━━━━━ LISTED ENTRIES ━━━━━

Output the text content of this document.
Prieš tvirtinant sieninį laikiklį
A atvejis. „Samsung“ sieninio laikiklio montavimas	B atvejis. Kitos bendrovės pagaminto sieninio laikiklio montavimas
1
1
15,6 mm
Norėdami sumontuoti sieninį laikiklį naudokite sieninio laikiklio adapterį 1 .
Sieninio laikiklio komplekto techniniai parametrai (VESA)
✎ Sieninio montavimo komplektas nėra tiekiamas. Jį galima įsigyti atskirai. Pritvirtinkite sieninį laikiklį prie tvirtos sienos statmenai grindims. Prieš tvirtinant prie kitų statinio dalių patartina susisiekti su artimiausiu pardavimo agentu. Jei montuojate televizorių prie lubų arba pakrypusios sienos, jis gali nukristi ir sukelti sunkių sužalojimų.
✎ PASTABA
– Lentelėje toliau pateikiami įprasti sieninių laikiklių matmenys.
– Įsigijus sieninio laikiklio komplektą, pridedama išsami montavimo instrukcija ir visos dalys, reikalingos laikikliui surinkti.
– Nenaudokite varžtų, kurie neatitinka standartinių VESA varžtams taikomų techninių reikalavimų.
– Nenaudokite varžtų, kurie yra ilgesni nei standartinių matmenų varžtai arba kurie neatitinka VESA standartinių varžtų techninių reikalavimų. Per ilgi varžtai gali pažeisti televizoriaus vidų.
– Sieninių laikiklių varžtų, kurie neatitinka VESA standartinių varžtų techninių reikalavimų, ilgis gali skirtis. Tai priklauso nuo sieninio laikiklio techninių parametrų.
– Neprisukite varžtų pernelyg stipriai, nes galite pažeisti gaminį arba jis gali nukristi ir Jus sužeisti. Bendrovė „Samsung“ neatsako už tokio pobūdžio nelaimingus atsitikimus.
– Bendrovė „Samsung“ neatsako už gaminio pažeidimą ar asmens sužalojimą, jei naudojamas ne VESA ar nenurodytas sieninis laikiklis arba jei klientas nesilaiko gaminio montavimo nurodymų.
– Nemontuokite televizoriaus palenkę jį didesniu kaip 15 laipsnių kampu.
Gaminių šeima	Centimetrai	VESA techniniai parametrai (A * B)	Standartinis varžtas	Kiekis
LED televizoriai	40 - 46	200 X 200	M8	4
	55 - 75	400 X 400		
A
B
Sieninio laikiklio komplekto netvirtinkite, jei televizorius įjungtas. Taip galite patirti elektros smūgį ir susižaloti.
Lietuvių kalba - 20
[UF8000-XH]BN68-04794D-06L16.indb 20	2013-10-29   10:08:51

━━━━━

Write out all records exactly, keeping every detail.

Output the text content of this document.
Prieš tvirtinant sieninį laikiklį
A atvejis. „Samsung“ sieninio laikiklio montavimas	B atvejis. Kitos bendrovės pagaminto sieninio laikiklio montavimas
1
1
15,6 mm
Norėdami sumontuoti sieninį laikiklį naudokite sieninio laikiklio adapterį 1 .
Sieninio laikiklio komplekto techniniai parametrai (VESA)
✎ Sieninio montavimo komplektas nėra tiekiamas. Jį galima įsigyti atskirai. Pritvirtinkite sieninį laikiklį prie tvirtos sienos statmenai grindims. Prieš tvirtinant prie kitų statinio dalių patartina susisiekti su artimiausiu pardavimo agentu. Jei montuojate televizorių prie lubų arba pakrypusios sienos, jis gali nukristi ir sukelti sunkių sužalojimų.
✎ PASTABA
– Lentelėje toliau pateikiami įprasti sieninių laikiklių matmenys.
– Įsigijus sieninio laikiklio komplektą, pridedama išsami montavimo instrukcija ir visos dalys, reikalingos laikikliui surinkti.
– Nenaudokite varžtų, kurie neatitinka standartinių VESA varžtams taikomų techninių reikalavimų.
– Nenaudokite varžtų, kurie yra ilgesni nei standartinių matmenų varžtai arba kurie neatitinka VESA standartinių varžtų techninių reikalavimų. Per ilgi varžtai gali pažeisti televizoriaus vidų.
– Sieninių laikiklių varžtų, kurie neatitinka VESA standartinių varžtų techninių reikalavimų, ilgis gali skirtis. Tai priklauso nuo sieninio laikiklio techninių parametrų.
– Neprisukite varžtų pernelyg stipriai, nes galite pažeisti gaminį arba jis gali nukristi ir Jus sužeisti. Bendrovė „Samsung“ neatsako už tokio pobūdžio nelaimingus atsitikimus.
– Bendrovė „Samsung“ neatsako už gaminio pažeidimą ar asmens sužalojimą, jei naudojamas ne VESA ar nenurodytas sieninis laikiklis arba jei klientas nesilaiko gaminio montavimo nurodymų.
– Nemontuokite televizoriaus palenkę jį didesniu kaip 15 laipsnių kampu.
Gaminių šeima	Centimetrai	VESA techniniai parametrai (A * B)	Standartinis varžtas	Kiekis
LED televizoriai	40 - 46	200 X 200	M8	4
	55 - 75	400 X 400		
A
B
Sieninio laikiklio komplekto netvirtinkite, jei televizorius įjungtas. Taip galite patirti elektros smūgį ir susižaloti.
Lietuvių kalba - 20
[UF8000-XH]BN68-04794D-06L16.indb 20	2013-10-29   10:08:51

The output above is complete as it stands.